#### Task statement
Find the string "Hoạt" in the listing and report every line that has it.
□ □ □ □ □
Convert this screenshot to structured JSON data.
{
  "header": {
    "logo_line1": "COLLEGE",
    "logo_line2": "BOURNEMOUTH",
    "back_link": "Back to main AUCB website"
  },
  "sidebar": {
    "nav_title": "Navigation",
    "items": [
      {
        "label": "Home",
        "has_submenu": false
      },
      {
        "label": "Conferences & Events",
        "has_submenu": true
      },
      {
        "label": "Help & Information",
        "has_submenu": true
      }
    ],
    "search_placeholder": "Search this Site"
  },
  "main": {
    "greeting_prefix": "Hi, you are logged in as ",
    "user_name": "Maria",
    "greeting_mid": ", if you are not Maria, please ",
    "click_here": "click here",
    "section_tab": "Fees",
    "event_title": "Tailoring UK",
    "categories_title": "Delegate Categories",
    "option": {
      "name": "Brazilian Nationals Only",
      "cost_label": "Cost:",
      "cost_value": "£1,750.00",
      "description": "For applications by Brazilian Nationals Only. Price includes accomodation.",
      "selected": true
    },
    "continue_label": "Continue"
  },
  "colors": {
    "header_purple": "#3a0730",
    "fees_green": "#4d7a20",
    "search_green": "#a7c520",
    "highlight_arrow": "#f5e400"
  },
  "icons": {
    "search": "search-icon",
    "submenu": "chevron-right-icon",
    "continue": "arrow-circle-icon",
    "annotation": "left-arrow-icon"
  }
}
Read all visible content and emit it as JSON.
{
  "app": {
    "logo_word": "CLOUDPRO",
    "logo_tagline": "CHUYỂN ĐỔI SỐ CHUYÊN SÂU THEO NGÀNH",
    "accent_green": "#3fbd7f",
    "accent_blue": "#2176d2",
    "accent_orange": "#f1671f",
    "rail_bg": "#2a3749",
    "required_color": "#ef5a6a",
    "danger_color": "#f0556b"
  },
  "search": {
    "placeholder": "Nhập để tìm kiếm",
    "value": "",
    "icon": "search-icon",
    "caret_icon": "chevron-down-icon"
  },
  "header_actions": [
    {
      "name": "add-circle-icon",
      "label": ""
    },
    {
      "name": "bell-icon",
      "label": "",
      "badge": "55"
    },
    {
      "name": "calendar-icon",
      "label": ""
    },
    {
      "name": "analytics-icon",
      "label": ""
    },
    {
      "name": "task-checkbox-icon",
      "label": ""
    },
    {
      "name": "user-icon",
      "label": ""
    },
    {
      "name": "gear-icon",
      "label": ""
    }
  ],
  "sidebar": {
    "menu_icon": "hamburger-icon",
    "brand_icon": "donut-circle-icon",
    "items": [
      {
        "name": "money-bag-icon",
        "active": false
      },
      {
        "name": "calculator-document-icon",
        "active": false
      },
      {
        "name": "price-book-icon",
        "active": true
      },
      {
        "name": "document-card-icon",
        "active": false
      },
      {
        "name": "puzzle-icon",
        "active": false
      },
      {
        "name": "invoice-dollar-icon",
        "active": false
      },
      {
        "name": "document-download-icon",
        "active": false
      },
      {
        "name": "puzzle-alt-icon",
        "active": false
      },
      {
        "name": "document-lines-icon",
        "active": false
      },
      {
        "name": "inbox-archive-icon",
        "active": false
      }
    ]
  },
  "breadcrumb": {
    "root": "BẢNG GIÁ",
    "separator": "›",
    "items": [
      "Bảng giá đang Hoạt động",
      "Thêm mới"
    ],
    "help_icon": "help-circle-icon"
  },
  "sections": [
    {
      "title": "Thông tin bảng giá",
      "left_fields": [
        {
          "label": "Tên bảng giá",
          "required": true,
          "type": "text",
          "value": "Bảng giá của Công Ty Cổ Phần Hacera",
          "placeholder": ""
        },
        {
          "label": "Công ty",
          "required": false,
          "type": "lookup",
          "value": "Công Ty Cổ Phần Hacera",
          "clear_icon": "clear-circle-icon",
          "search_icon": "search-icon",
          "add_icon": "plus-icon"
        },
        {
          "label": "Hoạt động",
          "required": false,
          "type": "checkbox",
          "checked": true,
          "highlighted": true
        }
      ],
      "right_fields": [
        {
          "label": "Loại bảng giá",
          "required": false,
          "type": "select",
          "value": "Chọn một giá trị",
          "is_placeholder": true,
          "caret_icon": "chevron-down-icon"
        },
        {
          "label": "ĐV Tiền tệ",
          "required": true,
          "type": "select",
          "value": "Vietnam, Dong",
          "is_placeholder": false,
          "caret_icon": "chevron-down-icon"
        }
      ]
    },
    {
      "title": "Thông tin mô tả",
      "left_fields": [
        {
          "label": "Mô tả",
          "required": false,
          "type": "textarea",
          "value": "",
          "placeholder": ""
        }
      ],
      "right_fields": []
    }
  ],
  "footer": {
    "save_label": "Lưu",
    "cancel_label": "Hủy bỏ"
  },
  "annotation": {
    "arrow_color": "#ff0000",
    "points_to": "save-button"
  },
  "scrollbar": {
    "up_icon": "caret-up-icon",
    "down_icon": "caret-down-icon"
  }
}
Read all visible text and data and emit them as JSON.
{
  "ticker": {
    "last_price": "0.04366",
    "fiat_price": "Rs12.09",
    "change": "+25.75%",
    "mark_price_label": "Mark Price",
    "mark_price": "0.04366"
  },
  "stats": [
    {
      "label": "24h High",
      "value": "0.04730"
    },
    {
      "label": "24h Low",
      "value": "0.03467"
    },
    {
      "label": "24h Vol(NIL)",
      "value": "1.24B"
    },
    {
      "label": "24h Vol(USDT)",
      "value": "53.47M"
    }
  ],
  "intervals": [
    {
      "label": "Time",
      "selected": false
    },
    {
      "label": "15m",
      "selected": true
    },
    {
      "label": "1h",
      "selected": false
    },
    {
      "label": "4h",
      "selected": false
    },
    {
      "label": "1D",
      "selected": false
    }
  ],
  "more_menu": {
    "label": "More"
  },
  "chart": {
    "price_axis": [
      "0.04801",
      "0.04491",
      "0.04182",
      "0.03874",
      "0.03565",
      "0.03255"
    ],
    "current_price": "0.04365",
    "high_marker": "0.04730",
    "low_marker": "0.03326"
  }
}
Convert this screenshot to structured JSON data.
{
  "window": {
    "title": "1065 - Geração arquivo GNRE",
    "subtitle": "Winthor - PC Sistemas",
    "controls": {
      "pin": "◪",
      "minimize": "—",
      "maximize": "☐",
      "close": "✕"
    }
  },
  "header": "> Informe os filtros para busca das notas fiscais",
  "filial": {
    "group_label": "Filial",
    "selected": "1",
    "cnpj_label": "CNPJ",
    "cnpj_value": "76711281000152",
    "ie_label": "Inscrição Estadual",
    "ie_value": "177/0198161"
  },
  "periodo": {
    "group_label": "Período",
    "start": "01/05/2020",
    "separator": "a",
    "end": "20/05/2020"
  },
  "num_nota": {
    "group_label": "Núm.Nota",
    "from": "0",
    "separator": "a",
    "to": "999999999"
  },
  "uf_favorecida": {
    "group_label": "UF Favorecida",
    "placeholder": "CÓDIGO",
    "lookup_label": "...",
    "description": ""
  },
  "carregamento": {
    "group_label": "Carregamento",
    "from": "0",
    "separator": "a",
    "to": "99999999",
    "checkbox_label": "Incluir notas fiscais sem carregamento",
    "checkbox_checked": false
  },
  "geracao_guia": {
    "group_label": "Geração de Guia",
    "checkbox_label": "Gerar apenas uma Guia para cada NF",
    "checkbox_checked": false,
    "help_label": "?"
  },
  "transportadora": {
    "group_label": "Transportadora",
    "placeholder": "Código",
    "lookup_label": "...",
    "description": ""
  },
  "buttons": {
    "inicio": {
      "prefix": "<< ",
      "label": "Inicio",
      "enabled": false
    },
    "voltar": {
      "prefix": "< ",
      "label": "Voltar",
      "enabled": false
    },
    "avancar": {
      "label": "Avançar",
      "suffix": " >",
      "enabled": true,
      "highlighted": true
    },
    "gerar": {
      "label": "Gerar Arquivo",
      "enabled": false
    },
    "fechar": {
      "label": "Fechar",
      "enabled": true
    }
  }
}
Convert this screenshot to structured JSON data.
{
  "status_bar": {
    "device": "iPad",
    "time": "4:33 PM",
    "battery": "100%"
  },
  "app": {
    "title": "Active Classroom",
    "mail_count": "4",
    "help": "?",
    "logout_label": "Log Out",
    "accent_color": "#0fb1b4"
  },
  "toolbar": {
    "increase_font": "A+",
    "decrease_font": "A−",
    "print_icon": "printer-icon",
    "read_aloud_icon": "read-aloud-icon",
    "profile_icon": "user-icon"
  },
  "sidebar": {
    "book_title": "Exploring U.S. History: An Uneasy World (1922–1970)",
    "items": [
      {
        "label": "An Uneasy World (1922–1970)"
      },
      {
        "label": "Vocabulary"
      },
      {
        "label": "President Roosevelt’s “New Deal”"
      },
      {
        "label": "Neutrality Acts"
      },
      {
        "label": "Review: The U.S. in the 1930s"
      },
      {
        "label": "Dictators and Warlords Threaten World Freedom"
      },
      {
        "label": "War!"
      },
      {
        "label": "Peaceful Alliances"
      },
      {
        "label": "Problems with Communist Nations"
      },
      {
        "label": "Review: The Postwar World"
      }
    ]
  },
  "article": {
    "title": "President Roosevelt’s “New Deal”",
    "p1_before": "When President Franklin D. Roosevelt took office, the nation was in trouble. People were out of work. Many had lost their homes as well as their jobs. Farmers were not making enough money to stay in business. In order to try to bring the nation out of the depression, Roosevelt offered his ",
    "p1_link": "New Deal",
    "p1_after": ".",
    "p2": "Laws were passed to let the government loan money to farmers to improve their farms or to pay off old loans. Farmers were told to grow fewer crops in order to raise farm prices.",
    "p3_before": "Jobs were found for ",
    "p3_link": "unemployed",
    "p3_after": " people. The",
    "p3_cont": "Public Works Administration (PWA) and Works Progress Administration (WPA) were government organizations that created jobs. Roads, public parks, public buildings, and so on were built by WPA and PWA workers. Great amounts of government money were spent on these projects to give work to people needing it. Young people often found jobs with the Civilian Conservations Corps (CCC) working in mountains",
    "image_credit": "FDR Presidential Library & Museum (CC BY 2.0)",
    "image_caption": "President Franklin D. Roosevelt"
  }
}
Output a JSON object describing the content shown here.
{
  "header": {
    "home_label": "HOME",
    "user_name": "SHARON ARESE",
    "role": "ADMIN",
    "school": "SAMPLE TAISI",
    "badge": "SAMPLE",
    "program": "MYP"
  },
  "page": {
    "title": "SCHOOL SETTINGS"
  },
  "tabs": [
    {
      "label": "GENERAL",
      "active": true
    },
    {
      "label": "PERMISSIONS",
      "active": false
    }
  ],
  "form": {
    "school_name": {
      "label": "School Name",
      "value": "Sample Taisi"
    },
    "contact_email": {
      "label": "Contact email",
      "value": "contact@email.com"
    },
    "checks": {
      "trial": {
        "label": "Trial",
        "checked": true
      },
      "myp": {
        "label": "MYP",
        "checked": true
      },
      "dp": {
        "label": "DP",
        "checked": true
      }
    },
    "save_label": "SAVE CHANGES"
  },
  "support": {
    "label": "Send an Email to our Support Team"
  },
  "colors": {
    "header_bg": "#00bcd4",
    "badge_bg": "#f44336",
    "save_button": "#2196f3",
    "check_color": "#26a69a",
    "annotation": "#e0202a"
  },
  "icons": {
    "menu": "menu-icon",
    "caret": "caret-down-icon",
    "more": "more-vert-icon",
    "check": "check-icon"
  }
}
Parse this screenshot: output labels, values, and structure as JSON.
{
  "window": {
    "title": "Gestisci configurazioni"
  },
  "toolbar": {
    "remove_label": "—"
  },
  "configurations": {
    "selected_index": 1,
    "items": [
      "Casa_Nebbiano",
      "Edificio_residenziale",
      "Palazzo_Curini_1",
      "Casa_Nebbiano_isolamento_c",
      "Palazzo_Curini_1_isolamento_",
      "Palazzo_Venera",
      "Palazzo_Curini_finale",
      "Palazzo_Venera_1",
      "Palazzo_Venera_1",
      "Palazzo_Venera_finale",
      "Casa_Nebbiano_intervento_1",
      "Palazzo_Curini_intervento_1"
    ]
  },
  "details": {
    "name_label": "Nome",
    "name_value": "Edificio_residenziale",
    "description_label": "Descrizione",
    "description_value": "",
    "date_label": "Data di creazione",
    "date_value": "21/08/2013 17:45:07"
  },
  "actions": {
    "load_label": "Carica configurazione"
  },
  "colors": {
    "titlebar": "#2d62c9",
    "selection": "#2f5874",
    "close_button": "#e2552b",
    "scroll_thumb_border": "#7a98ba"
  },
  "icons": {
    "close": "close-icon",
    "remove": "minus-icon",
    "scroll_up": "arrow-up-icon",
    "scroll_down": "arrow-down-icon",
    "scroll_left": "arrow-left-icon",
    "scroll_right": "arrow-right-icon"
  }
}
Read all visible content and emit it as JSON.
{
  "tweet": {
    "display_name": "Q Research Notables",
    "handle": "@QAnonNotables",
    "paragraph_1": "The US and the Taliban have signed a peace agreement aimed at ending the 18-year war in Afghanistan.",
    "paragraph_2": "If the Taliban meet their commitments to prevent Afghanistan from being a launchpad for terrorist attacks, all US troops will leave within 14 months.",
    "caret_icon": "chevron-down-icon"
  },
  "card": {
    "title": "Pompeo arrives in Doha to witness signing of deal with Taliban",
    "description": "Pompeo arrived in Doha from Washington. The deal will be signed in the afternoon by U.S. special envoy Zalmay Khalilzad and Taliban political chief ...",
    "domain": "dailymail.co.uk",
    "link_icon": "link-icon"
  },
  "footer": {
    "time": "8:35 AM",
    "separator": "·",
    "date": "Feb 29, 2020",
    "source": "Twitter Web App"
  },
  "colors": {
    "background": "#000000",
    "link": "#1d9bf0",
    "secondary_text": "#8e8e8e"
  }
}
□ □ □ □ □
#### The answer
      "Bảng giá đang Hoạt động",
          "label": "Hoạt động",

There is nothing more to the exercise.